**Written exercise**
All records are to be retyped faithfully and completely.

**Supplied entries**
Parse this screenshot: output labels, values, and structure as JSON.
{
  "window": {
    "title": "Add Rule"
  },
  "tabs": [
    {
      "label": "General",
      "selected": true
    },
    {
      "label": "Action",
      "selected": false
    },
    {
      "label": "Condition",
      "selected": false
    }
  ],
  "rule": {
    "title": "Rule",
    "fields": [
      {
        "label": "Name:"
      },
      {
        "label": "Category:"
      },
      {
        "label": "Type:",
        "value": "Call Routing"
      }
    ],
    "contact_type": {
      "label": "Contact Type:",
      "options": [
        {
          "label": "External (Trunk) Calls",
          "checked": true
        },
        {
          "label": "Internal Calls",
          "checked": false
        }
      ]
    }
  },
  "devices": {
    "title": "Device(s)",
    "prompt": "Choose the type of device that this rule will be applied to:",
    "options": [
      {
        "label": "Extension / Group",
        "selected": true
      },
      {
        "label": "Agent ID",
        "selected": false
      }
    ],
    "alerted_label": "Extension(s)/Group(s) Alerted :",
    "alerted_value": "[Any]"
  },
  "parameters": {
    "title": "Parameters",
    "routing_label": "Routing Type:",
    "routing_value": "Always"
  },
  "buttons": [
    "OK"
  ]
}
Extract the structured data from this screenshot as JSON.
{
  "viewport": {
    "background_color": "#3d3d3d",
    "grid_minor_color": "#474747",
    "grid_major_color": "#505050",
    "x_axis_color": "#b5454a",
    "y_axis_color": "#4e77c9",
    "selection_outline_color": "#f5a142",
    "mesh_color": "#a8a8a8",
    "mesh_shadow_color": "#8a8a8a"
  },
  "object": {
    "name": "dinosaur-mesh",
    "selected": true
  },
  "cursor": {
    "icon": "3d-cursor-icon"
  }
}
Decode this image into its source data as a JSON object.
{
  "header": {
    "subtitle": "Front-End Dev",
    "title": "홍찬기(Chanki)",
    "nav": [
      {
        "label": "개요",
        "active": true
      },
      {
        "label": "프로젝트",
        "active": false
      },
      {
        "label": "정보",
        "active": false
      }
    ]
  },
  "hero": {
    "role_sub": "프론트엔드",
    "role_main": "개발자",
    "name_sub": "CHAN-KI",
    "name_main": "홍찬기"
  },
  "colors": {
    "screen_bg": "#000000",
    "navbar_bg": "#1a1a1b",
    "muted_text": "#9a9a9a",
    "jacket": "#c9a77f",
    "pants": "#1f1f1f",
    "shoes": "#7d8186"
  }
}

**The solution**
Parse this screenshot: output labels, values, and structure as JSON.
{
  "window": {
    "title": "Add Rule"
  },
  "tabs": [
    {
      "label": "General",
      "selected": true
    },
    {
      "label": "Action",
      "selected": false
    },
    {
      "label": "Condition",
      "selected": false
    }
  ],
  "rule": {
    "title": "Rule",
    "fields": [
      {
        "label": "Name:"
      },
      {
        "label": "Category:"
      },
      {
        "label": "Type:",
        "value": "Call Routing"
      }
    ],
    "contact_type": {
      "label": "Contact Type:",
      "options": [
        {
          "label": "External (Trunk) Calls",
          "checked": true
        },
        {
          "label": "Internal Calls",
          "checked": false
        }
      ]
    }
  },
  "devices": {
    "title": "Device(s)",
    "prompt": "Choose the type of device that this rule will be applied to:",
    "options": [
      {
        "label": "Extension / Group",
        "selected": true
      },
      {
        "label": "Agent ID",
        "selected": false
      }
    ],
    "alerted_label": "Extension(s)/Group(s) Alerted :",
    "alerted_value": "[Any]"
  },
  "parameters": {
    "title": "Parameters",
    "routing_label": "Routing Type:",
    "routing_value": "Always"
  },
  "buttons": [
    "OK"
  ]
}
Extract the structured data from this screenshot as JSON.
{
  "viewport": {
    "background_color": "#3d3d3d",
    "grid_minor_color": "#474747",
    "grid_major_color": "#505050",
    "x_axis_color": "#b5454a",
    "y_axis_color": "#4e77c9",
    "selection_outline_color": "#f5a142",
    "mesh_color": "#a8a8a8",
    "mesh_shadow_color": "#8a8a8a"
  },
  "object": {
    "name": "dinosaur-mesh",
    "selected": true
  },
  "cursor": {
    "icon": "3d-cursor-icon"
  }
}
Decode this image into its source data as a JSON object.
{
  "header": {
    "subtitle": "Front-End Dev",
    "title": "홍찬기(Chanki)",
    "nav": [
      {
        "label": "개요",
        "active": true
      },
      {
        "label": "프로젝트",
        "active": false
      },
      {
        "label": "정보",
        "active": false
      }
    ]
  },
  "hero": {
    "role_sub": "프론트엔드",
    "role_main": "개발자",
    "name_sub": "CHAN-KI",
    "name_main": "홍찬기"
  },
  "colors": {
    "screen_bg": "#000000",
    "navbar_bg": "#1a1a1b",
    "muted_text": "#9a9a9a",
    "jacket": "#c9a77f",
    "pants": "#1f1f1f",
    "shoes": "#7d8186"
  }
}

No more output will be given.